◆ Requirement
Count the lines below that contain the word "results" and give only that number.

◆ Supplied material

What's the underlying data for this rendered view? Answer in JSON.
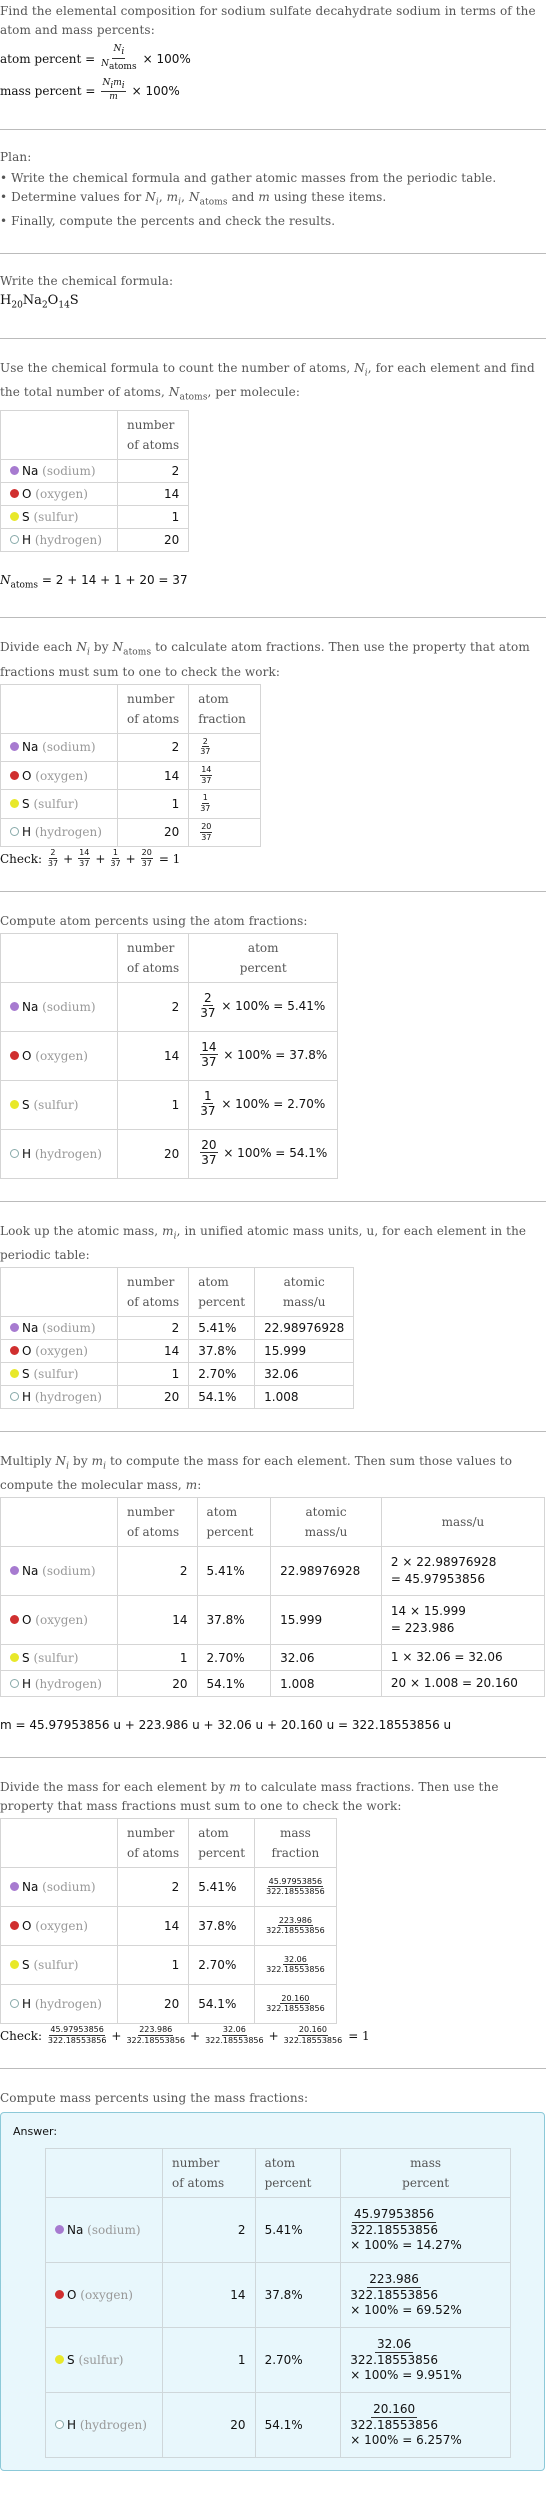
{
  "intro": {
    "question": "Find the elemental composition for sodium sulfate decahydrate sodium in terms of the atom and mass percents:",
    "atom_percent_label": "atom percent =",
    "mass_percent_label": "mass percent =",
    "times_100": "× 100%"
  },
  "plan": {
    "title": "Plan:",
    "items": [
      "Write the chemical formula and gather atomic masses from the periodic table.",
      "Determine values for N_i, m_i, N_atoms and m using these items.",
      "Finally, compute the percents and check the results."
    ]
  },
  "formula_step": {
    "prompt": "Write the chemical formula:",
    "formula": [
      {
        "el": "H",
        "n": "20"
      },
      {
        "el": "Na",
        "n": "2"
      },
      {
        "el": "O",
        "n": "14"
      },
      {
        "el": "S",
        "n": ""
      }
    ]
  },
  "elements": [
    {
      "symbol": "Na",
      "name": "(sodium)",
      "color": "#a77bd0",
      "atoms": "2",
      "fraction_num": "2",
      "atom_percent": "5.41%",
      "atomic_mass": "22.98976928",
      "mass_expr": "2 × 22.98976928",
      "mass_result": "= 45.97953856",
      "mass": "45.97953856",
      "mass_percent": "14.27%"
    },
    {
      "symbol": "O",
      "name": "(oxygen)",
      "color": "#d03030",
      "atoms": "14",
      "fraction_num": "14",
      "atom_percent": "37.8%",
      "atomic_mass": "15.999",
      "mass_expr": "14 × 15.999",
      "mass_result": "= 223.986",
      "mass": "223.986",
      "mass_percent": "69.52%"
    },
    {
      "symbol": "S",
      "name": "(sulfur)",
      "color": "#e8e82a",
      "atoms": "1",
      "fraction_num": "1",
      "atom_percent": "2.70%",
      "atomic_mass": "32.06",
      "mass_expr": "1 × 32.06 = 32.06",
      "mass_result": "",
      "mass": "32.06",
      "mass_percent": "9.951%"
    },
    {
      "symbol": "H",
      "name": "(hydrogen)",
      "color": "#ffffff",
      "atoms": "20",
      "fraction_num": "20",
      "atom_percent": "54.1%",
      "atomic_mass": "1.008",
      "mass_expr": "20 × 1.008 = 20.160",
      "mass_result": "",
      "mass": "20.160",
      "mass_percent": "6.257%"
    }
  ],
  "count_step": {
    "prompt": "Use the chemical formula to count the number of atoms, N_i, for each element and find the total number of atoms, N_atoms, per molecule:",
    "sum": "= 2 + 14 + 1 + 20 = 37",
    "total": "37"
  },
  "fraction_step": {
    "prompt": "Divide each N_i by N_atoms to calculate atom fractions. Then use the property that atom fractions must sum to one to check the work:",
    "check_label": "Check:",
    "check_result": "= 1"
  },
  "atom_percent_step": {
    "prompt": "Compute atom percents using the atom fractions:"
  },
  "mass_lookup_step": {
    "prompt": "Look up the atomic mass, m_i, in unified atomic mass units, u, for each element in the periodic table:"
  },
  "mass_step": {
    "prompt": "Multiply N_i by m_i to compute the mass for each element. Then sum those values to compute the molecular mass, m:",
    "sum_line": "m = 45.97953856 u + 223.986 u + 32.06 u + 20.160 u = 322.18553856 u",
    "molecular_mass": "322.18553856"
  },
  "mass_fraction_step": {
    "prompt": "Divide the mass for each element by m to calculate mass fractions. Then use the property that mass fractions must sum to one to check the work:",
    "check_label": "Check:",
    "check_result": "= 1"
  },
  "mass_percent_step": {
    "prompt": "Compute mass percents using the mass fractions:",
    "answer_label": "Answer:"
  },
  "headers": {
    "number_of_atoms": [
      "number",
      "of atoms"
    ],
    "atom_fraction": [
      "atom",
      "fraction"
    ],
    "atom_percent": [
      "atom",
      "percent"
    ],
    "atomic_mass": [
      "atomic",
      "mass/u"
    ],
    "mass": "mass/u",
    "mass_fraction": [
      "mass",
      "fraction"
    ],
    "mass_percent": [
      "mass",
      "percent"
    ]
  }
}
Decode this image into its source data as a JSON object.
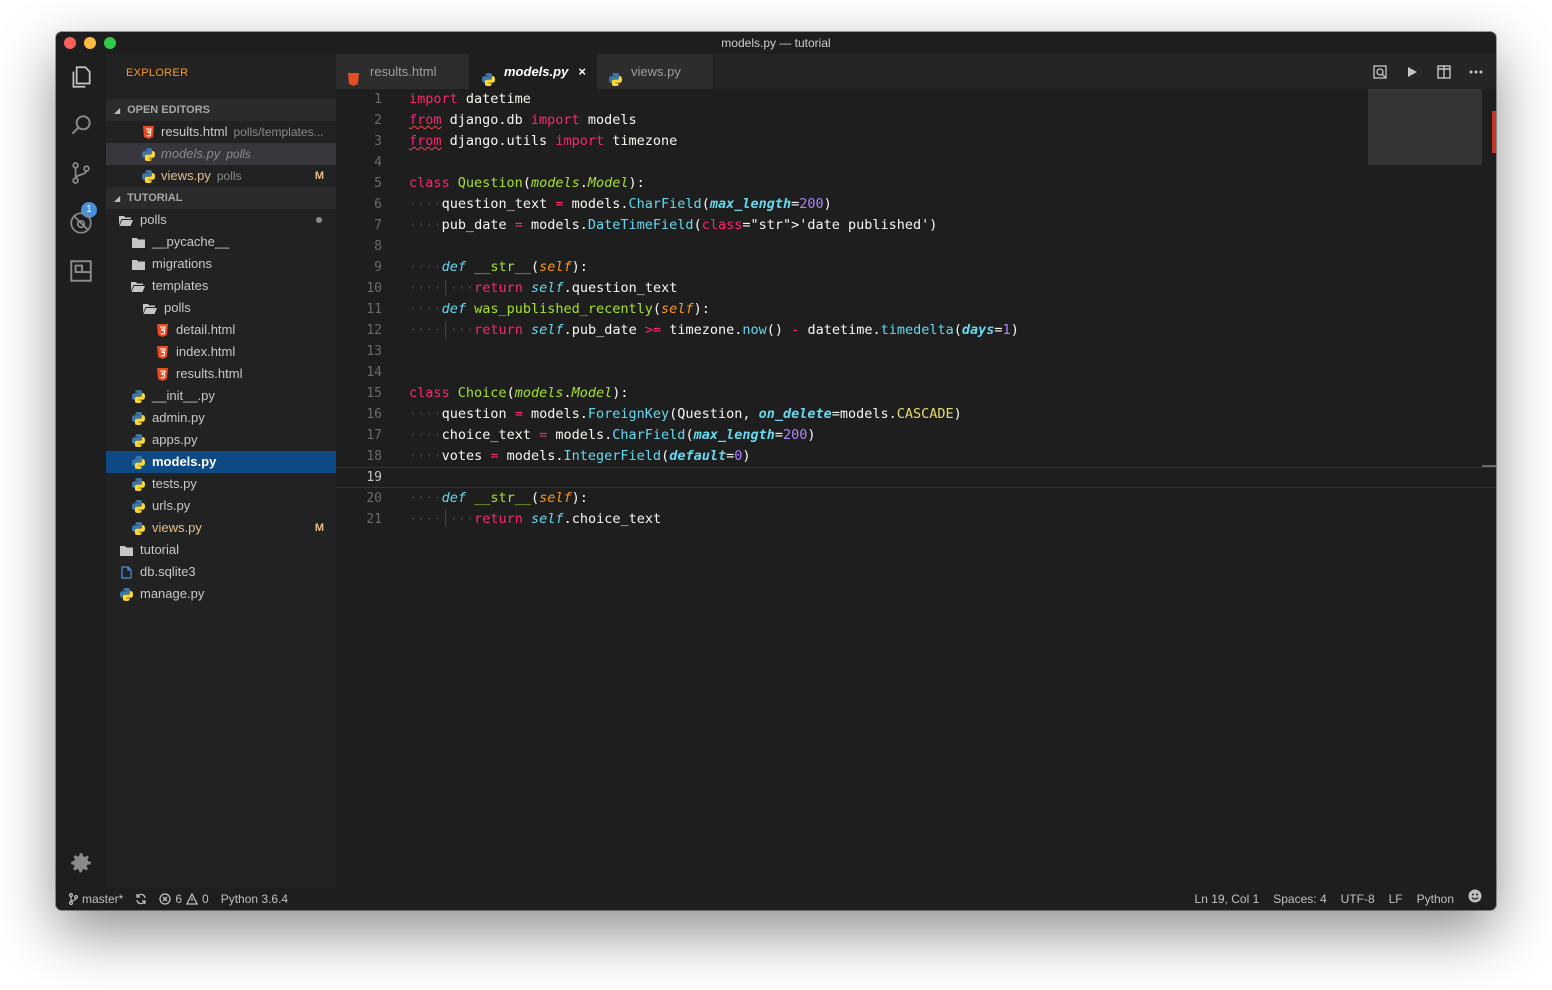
{
  "window": {
    "title": "models.py — tutorial"
  },
  "activity": {
    "scm_badge": "1"
  },
  "sidebar": {
    "title": "EXPLORER",
    "open_editors_header": "OPEN EDITORS",
    "open_editors": [
      {
        "name": "results.html",
        "desc": "polls/templates...",
        "type": "html"
      },
      {
        "name": "models.py",
        "desc": "polls",
        "type": "python"
      },
      {
        "name": "views.py",
        "desc": "polls",
        "type": "python",
        "mark": "M"
      }
    ],
    "tutorial_header": "TUTORIAL",
    "tree": [
      {
        "name": "polls",
        "type": "folder-open",
        "level": 0
      },
      {
        "name": "__pycache__",
        "type": "folder",
        "level": 1
      },
      {
        "name": "migrations",
        "type": "folder",
        "level": 1
      },
      {
        "name": "templates",
        "type": "folder-open",
        "level": 1
      },
      {
        "name": "polls",
        "type": "folder-open",
        "level": 2
      },
      {
        "name": "detail.html",
        "type": "html",
        "level": 3
      },
      {
        "name": "index.html",
        "type": "html",
        "level": 3
      },
      {
        "name": "results.html",
        "type": "html",
        "level": 3
      },
      {
        "name": "__init__.py",
        "type": "python",
        "level": 1
      },
      {
        "name": "admin.py",
        "type": "python",
        "level": 1
      },
      {
        "name": "apps.py",
        "type": "python",
        "level": 1
      },
      {
        "name": "models.py",
        "type": "python",
        "level": 1
      },
      {
        "name": "tests.py",
        "type": "python",
        "level": 1
      },
      {
        "name": "urls.py",
        "type": "python",
        "level": 1
      },
      {
        "name": "views.py",
        "type": "python",
        "level": 1,
        "mark": "M"
      },
      {
        "name": "tutorial",
        "type": "folder",
        "level": 0
      },
      {
        "name": "db.sqlite3",
        "type": "file",
        "level": 0
      },
      {
        "name": "manage.py",
        "type": "python",
        "level": 0
      }
    ]
  },
  "tabs": [
    {
      "label": "results.html",
      "type": "html"
    },
    {
      "label": "models.py",
      "type": "python",
      "close": "×"
    },
    {
      "label": "views.py",
      "type": "python"
    }
  ],
  "editor": {
    "line_numbers": [
      "1",
      "2",
      "3",
      "4",
      "5",
      "6",
      "7",
      "8",
      "9",
      "10",
      "11",
      "12",
      "13",
      "14",
      "15",
      "16",
      "17",
      "18",
      "19",
      "20",
      "21"
    ],
    "lines": [
      "import datetime",
      "from django.db import models",
      "from django.utils import timezone",
      "",
      "class Question(models.Model):",
      "    question_text = models.CharField(max_length=200)",
      "    pub_date = models.DateTimeField('date published')",
      "",
      "    def __str__(self):",
      "        return self.question_text",
      "    def was_published_recently(self):",
      "        return self.pub_date >= timezone.now() - datetime.timedelta(days=1)",
      "",
      "",
      "class Choice(models.Model):",
      "    question = models.ForeignKey(Question, on_delete=models.CASCADE)",
      "    choice_text = models.CharField(max_length=200)",
      "    votes = models.IntegerField(default=0)",
      "",
      "    def __str__(self):",
      "        return self.choice_text"
    ],
    "current_line": "19"
  },
  "status": {
    "branch": "master*",
    "errors": "6",
    "warnings": "0",
    "interpreter": "Python 3.6.4",
    "position": "Ln 19, Col 1",
    "spaces": "Spaces: 4",
    "encoding": "UTF-8",
    "eol": "LF",
    "language": "Python"
  },
  "colors": {
    "accent": "#fd971f",
    "keyword": "#f92672",
    "string": "#e6db74",
    "number": "#ae81ff",
    "function": "#a6e22e",
    "builtin": "#66d9ef",
    "selection": "#0f4a85"
  }
}
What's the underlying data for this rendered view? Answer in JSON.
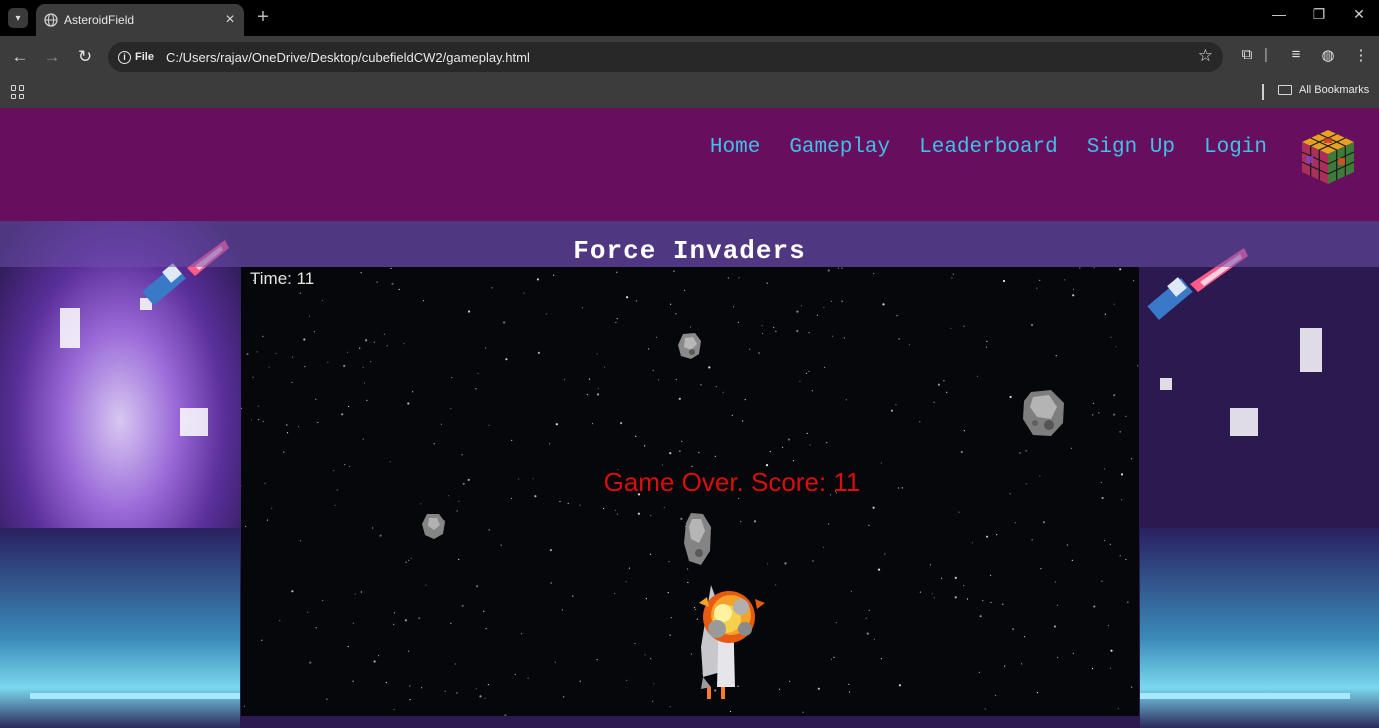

◆ Exercise solution
4